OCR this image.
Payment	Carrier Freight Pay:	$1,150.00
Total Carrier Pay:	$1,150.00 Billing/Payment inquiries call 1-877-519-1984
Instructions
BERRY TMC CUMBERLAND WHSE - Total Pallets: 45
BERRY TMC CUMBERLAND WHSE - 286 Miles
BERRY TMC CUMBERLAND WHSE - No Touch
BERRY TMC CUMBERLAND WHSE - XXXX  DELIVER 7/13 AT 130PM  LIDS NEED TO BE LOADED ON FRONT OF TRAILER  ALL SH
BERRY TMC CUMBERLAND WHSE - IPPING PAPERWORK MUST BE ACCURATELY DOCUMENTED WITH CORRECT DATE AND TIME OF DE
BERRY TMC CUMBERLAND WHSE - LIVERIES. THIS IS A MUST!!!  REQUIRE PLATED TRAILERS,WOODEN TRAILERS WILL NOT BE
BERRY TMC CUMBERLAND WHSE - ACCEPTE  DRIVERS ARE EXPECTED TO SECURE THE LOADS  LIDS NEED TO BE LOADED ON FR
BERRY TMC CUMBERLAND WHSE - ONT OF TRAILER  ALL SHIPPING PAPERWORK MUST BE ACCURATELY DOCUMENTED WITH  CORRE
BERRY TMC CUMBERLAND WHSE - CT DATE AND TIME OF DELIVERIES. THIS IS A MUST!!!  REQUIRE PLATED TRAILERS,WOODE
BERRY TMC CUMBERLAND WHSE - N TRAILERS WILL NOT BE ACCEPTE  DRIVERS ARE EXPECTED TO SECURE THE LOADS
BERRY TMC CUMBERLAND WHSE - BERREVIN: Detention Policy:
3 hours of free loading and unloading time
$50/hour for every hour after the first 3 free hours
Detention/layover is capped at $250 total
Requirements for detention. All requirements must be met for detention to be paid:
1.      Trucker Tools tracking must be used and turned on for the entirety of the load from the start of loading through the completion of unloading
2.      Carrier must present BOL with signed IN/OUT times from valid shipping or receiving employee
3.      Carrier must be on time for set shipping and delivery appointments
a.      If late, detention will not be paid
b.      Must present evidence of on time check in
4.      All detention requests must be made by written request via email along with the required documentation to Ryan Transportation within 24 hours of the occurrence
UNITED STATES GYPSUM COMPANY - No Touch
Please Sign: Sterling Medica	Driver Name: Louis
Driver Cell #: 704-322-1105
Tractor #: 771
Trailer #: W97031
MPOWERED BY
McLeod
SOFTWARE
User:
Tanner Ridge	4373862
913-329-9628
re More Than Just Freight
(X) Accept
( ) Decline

———

◆ SHORT PROBLEM ◆
Working from the material above, retype it in its entirety without change.

◆ RESPONSE ◆
OCR this image.
Payment	Carrier Freight Pay:	$1,150.00
Total Carrier Pay:	$1,150.00 Billing/Payment inquiries call 1-877-519-1984
Instructions
BERRY TMC CUMBERLAND WHSE - Total Pallets: 45
BERRY TMC CUMBERLAND WHSE - 286 Miles
BERRY TMC CUMBERLAND WHSE - No Touch
BERRY TMC CUMBERLAND WHSE - XXXX  DELIVER 7/13 AT 130PM  LIDS NEED TO BE LOADED ON FRONT OF TRAILER  ALL SH
BERRY TMC CUMBERLAND WHSE - IPPING PAPERWORK MUST BE ACCURATELY DOCUMENTED WITH CORRECT DATE AND TIME OF DE
BERRY TMC CUMBERLAND WHSE - LIVERIES. THIS IS A MUST!!!  REQUIRE PLATED TRAILERS,WOODEN TRAILERS WILL NOT BE
BERRY TMC CUMBERLAND WHSE - ACCEPTE  DRIVERS ARE EXPECTED TO SECURE THE LOADS  LIDS NEED TO BE LOADED ON FR
BERRY TMC CUMBERLAND WHSE - ONT OF TRAILER  ALL SHIPPING PAPERWORK MUST BE ACCURATELY DOCUMENTED WITH  CORRE
BERRY TMC CUMBERLAND WHSE - CT DATE AND TIME OF DELIVERIES. THIS IS A MUST!!!  REQUIRE PLATED TRAILERS,WOODE
BERRY TMC CUMBERLAND WHSE - N TRAILERS WILL NOT BE ACCEPTE  DRIVERS ARE EXPECTED TO SECURE THE LOADS
BERRY TMC CUMBERLAND WHSE - BERREVIN: Detention Policy:
3 hours of free loading and unloading time
$50/hour for every hour after the first 3 free hours
Detention/layover is capped at $250 total
Requirements for detention. All requirements must be met for detention to be paid:
1.      Trucker Tools tracking must be used and turned on for the entirety of the load from the start of loading through the completion of unloading
2.      Carrier must present BOL with signed IN/OUT times from valid shipping or receiving employee
3.      Carrier must be on time for set shipping and delivery appointments
a.      If late, detention will not be paid
b.      Must present evidence of on time check in
4.      All detention requests must be made by written request via email along with the required documentation to Ryan Transportation within 24 hours of the occurrence
UNITED STATES GYPSUM COMPANY - No Touch
Please Sign: Sterling Medica	Driver Name: Louis
Driver Cell #: 704-322-1105
Tractor #: 771
Trailer #: W97031
MPOWERED BY
McLeod
SOFTWARE
User:
Tanner Ridge	4373862
913-329-9628
re More Than Just Freight
(X) Accept
( ) Decline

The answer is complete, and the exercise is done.